§ SET PROBLEM
In the forum post below about prediction intervals for a bounded variable, what is the maximum population variance the poster gives for X on [a, b]?

§ SOURCE EXTRACT
** start **

0

I was thinking of this problem, and I'm not sure if I'm right with this approach.

X is a R.V. with unknown distribution, bounded to the interval [a,b], with a < b and both finite. If I take a very large sample of this population, separate training and testing dataset (the latter with n samples) train a model (keeping things general, because I don't want to use any property of it) to make predictions to future samples, what is the prediction interval (not the confidence interval) for a single data point ?

I thought that because X is bounded, the maximum variance of the population is $$(b-a)^2/4$$ so the (1-α)100% prediction interval for a data point wouldn't be larger than: $$ \left(\hat{x} - t_{1-\alpha/2, n-1}*\frac{|b-a|}{2}*{\sqrt{{\frac{n+1}{n}}}}, \hat{x} + t_{1-\alpha/2, n-1}*\frac{|b-a|}{2}*{\sqrt{{\frac{n+1}{n}}}}\right) $$

That's basically the equation for the Prediction Interval if X is Normal, but could I use it even if X isn't ?

Should I assume a distribution for the population ?

** end **

§ DATA SEGMENT
** start **

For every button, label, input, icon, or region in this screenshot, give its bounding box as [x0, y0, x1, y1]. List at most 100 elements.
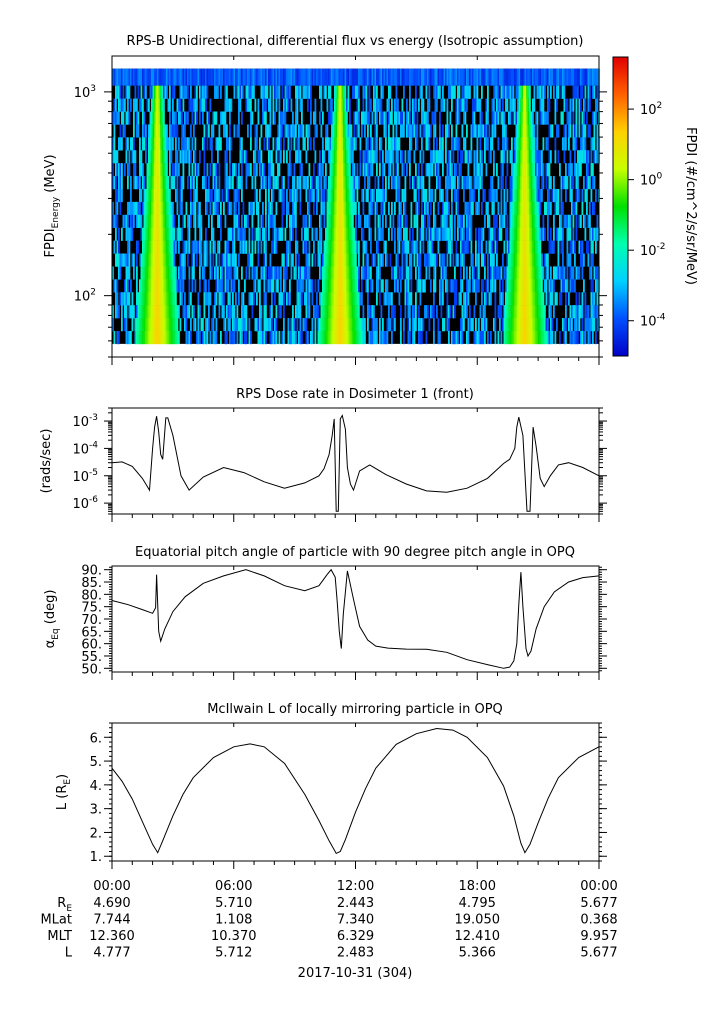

** end **

§ OUTPUT FOR THIS EXERCISE
(b-a)^2/4